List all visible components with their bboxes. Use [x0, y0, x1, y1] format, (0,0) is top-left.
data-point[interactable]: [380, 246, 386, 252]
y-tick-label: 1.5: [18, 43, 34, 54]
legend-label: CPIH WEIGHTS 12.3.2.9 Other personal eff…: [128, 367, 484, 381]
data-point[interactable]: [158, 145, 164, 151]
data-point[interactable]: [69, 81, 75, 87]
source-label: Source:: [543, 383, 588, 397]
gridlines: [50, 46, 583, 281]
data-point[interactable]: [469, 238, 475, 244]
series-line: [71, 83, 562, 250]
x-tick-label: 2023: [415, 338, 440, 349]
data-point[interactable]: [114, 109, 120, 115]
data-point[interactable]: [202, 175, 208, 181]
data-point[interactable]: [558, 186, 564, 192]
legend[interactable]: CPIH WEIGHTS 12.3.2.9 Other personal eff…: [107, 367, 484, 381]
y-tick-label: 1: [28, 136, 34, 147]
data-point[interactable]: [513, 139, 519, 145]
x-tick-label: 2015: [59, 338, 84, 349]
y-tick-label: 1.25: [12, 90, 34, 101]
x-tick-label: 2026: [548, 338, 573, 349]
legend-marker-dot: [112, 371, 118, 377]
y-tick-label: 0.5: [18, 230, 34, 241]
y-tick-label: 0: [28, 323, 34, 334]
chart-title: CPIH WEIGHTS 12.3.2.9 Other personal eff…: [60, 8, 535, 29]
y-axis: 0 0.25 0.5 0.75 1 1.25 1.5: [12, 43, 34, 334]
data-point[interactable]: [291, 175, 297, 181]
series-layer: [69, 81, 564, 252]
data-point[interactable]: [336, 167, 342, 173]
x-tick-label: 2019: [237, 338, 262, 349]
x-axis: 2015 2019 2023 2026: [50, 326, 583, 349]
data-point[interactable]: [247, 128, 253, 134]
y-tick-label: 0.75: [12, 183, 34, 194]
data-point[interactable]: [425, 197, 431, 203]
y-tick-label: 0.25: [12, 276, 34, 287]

- **EXERCISE**: Quote the rows above word for word, from the very first one through the line that contains "data-point[interactable]: [469, 238, 475, 244]".

- **SOLVED EXERCISE**:
List all visible components with their bboxes. Use [x0, y0, x1, y1] format, (0,0) is top-left.
data-point[interactable]: [380, 246, 386, 252]
y-tick-label: 1.5: [18, 43, 34, 54]
legend-label: CPIH WEIGHTS 12.3.2.9 Other personal eff…: [128, 367, 484, 381]
data-point[interactable]: [158, 145, 164, 151]
data-point[interactable]: [69, 81, 75, 87]
source-label: Source:: [543, 383, 588, 397]
gridlines: [50, 46, 583, 281]
data-point[interactable]: [469, 238, 475, 244]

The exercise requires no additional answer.